(Extracted data entries)
┄┄┄┄┄┄
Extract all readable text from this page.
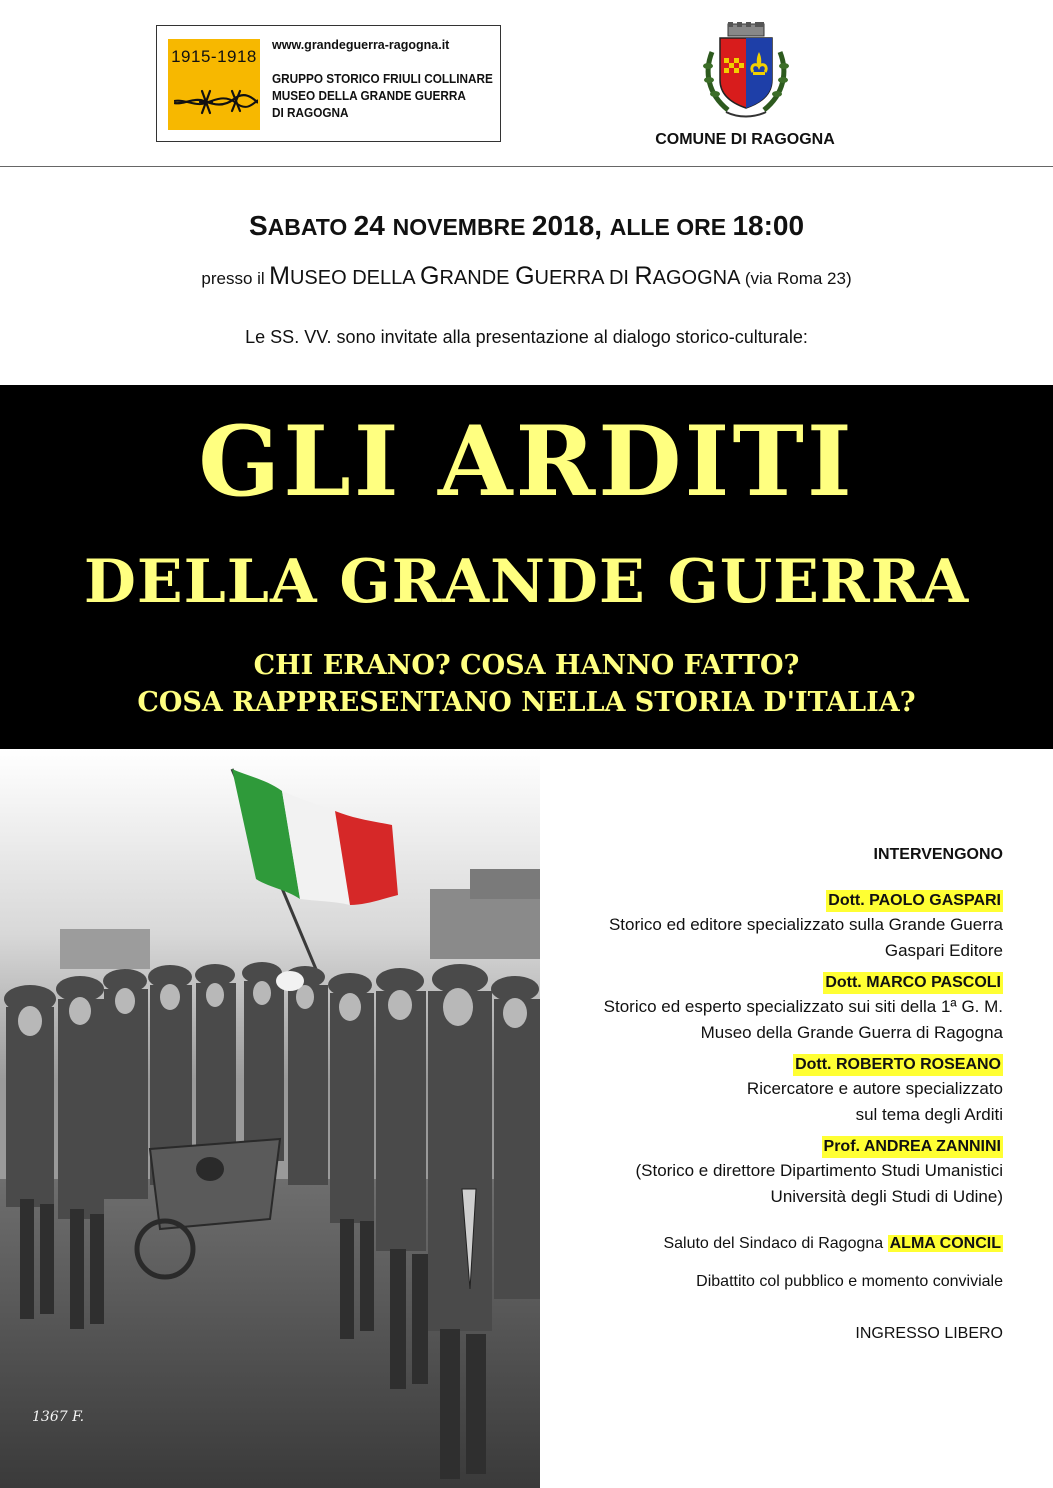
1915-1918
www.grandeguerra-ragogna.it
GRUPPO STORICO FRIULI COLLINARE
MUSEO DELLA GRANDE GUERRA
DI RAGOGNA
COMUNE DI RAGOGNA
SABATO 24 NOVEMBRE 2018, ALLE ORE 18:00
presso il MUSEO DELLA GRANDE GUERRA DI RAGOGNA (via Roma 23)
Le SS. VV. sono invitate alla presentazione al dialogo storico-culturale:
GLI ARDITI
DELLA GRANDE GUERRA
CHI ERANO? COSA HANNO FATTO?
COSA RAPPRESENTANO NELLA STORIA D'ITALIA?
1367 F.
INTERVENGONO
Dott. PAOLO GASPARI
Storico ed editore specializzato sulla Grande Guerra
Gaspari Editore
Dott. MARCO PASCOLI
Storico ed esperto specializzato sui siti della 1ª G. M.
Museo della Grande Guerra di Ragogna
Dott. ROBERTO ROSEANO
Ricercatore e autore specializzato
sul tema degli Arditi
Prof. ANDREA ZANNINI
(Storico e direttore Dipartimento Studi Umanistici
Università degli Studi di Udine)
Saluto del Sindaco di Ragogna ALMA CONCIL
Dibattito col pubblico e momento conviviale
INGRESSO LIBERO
┄┄┄┄┄┄
* [Prompt]:
What is the number of lines that hold the string "COSA"? Give it alone.

* [Answer in full]:
2